▶ Excerpt from a dataset
____
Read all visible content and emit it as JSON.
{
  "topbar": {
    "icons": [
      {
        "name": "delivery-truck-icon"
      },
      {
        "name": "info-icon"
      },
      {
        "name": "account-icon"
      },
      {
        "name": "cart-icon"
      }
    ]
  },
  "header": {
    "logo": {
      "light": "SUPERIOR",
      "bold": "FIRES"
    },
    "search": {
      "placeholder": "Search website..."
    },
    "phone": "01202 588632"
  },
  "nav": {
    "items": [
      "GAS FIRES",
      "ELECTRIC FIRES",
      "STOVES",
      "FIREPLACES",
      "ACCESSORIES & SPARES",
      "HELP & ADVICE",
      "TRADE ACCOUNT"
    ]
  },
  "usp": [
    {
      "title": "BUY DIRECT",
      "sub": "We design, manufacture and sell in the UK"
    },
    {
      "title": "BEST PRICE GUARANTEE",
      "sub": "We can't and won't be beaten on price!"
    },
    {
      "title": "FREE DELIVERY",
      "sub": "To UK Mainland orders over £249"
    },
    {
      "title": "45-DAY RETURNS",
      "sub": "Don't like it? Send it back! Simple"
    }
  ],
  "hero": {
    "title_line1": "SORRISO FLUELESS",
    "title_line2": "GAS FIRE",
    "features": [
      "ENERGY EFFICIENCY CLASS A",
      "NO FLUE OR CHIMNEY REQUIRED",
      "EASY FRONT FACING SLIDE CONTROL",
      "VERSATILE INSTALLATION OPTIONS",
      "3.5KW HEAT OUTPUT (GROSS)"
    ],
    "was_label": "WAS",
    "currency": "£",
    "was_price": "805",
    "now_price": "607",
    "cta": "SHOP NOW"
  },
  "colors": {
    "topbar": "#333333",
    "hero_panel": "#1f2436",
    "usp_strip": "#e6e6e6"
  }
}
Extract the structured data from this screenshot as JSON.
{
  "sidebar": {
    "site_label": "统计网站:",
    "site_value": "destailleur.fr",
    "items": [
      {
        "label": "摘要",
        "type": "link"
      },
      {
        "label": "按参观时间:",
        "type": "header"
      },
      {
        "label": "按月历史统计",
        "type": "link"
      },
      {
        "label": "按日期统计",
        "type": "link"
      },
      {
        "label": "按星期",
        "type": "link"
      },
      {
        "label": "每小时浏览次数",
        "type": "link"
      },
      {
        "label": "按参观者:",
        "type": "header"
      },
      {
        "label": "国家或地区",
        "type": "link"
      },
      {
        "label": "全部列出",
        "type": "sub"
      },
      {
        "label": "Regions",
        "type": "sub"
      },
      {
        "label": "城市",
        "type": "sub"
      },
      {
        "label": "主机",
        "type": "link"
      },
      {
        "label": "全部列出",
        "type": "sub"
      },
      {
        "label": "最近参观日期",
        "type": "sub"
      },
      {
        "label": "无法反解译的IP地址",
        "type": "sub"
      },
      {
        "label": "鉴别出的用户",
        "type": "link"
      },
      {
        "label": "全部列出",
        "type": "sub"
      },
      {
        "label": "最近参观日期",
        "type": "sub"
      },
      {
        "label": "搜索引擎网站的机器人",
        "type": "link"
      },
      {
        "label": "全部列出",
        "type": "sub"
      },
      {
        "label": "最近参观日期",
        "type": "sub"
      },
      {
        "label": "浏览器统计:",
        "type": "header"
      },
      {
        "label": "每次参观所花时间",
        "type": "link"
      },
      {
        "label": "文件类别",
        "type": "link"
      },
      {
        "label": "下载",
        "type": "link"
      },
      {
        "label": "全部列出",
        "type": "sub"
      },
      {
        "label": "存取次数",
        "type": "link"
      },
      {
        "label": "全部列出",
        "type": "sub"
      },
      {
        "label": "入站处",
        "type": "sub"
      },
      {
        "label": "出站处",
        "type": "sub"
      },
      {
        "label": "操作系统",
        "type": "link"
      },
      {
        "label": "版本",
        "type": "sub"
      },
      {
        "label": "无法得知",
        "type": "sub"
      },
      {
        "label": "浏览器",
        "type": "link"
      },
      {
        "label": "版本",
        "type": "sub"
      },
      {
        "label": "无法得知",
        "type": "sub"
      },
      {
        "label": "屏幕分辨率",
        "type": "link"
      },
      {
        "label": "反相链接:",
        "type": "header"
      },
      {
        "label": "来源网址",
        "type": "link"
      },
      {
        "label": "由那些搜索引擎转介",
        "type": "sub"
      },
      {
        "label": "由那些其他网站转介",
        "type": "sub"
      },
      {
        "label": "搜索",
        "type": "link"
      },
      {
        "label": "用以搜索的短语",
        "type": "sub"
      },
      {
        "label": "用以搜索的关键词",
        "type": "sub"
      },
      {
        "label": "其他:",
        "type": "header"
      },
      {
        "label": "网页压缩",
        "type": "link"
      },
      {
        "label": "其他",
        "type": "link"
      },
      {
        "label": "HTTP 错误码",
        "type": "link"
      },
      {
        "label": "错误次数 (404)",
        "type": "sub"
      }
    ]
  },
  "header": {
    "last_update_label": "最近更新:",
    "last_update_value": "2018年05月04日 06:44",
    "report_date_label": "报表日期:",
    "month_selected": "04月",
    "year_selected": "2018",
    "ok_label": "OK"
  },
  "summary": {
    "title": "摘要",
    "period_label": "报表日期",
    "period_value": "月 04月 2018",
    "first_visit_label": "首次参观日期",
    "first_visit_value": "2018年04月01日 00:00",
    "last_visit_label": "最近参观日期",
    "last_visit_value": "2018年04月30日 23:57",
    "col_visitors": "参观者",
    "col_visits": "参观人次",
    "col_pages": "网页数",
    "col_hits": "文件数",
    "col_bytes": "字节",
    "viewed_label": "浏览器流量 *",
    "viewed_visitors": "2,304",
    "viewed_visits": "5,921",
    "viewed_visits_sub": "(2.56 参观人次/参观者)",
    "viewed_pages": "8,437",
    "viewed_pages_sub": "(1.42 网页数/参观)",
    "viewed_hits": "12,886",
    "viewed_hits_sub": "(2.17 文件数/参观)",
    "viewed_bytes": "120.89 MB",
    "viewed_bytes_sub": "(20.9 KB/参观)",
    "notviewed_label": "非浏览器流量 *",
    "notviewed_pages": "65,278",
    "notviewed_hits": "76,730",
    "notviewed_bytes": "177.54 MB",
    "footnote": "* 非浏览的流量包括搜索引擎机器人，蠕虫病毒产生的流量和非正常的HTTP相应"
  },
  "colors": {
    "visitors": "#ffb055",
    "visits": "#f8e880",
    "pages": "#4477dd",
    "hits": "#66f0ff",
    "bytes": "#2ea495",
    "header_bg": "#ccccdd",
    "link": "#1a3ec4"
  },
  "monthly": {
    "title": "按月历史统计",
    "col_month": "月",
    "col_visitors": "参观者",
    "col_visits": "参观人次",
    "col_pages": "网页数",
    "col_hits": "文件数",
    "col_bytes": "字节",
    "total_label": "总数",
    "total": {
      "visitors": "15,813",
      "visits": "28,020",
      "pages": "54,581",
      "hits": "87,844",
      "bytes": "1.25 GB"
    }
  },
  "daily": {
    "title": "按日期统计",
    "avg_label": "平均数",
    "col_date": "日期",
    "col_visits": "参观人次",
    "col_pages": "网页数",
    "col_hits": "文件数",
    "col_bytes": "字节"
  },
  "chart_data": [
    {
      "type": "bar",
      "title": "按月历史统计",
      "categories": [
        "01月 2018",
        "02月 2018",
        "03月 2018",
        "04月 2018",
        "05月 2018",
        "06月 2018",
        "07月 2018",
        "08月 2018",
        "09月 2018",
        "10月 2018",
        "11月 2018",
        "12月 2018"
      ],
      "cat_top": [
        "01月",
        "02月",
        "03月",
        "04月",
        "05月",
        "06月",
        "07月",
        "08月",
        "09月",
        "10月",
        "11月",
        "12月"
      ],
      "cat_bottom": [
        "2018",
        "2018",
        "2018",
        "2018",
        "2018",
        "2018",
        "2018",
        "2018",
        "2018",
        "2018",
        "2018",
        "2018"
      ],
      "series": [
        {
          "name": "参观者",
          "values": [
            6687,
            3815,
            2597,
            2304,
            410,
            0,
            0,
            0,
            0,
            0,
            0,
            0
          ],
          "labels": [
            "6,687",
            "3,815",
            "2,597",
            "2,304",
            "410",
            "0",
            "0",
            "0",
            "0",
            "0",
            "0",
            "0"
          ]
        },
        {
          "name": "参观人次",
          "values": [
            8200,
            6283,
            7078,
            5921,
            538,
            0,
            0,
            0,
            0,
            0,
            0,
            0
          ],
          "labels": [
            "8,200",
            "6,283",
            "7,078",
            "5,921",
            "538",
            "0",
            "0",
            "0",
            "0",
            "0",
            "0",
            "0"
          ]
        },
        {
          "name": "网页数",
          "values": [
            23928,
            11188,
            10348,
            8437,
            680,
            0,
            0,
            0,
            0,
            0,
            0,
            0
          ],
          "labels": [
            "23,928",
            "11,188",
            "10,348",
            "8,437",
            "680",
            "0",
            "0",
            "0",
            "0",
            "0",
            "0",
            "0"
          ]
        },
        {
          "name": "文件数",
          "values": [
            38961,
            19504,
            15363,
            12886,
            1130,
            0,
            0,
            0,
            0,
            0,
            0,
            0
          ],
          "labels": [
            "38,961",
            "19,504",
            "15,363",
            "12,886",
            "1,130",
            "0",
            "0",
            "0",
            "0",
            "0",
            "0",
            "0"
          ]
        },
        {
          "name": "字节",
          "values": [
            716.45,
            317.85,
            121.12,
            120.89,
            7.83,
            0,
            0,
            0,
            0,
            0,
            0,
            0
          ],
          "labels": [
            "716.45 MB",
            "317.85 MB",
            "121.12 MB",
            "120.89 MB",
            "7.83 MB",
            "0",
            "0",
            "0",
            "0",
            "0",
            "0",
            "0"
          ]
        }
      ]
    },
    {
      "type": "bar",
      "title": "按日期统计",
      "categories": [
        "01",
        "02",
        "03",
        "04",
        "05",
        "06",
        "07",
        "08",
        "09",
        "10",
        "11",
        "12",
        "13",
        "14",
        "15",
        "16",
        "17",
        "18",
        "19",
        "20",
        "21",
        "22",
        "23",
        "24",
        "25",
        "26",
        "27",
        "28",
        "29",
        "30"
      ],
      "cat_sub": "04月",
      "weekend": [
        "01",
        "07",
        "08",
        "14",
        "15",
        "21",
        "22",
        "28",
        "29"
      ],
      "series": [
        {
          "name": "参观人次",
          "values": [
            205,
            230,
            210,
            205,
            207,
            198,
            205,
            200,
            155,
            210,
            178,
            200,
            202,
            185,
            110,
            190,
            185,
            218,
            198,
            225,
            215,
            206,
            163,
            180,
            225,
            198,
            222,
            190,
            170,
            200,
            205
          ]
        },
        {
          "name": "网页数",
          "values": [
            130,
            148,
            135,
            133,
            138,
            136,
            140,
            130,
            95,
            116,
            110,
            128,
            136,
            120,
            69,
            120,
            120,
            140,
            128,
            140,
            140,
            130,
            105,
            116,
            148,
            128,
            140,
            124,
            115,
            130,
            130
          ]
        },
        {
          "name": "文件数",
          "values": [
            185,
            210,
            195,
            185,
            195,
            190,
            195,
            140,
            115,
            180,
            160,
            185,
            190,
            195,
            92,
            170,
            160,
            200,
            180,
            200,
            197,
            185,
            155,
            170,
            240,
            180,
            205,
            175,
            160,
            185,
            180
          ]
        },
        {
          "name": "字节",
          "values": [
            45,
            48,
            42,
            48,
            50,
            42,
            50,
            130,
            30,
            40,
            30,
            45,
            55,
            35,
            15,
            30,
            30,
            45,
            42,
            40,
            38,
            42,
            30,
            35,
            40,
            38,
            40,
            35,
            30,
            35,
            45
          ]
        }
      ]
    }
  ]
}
____
▶ Goal of the exercise
Your task is to collect every line above that contains the word "报表日期".

▶ Response for this exercise
    "report_date_label": "报表日期:",
    "period_label": "报表日期",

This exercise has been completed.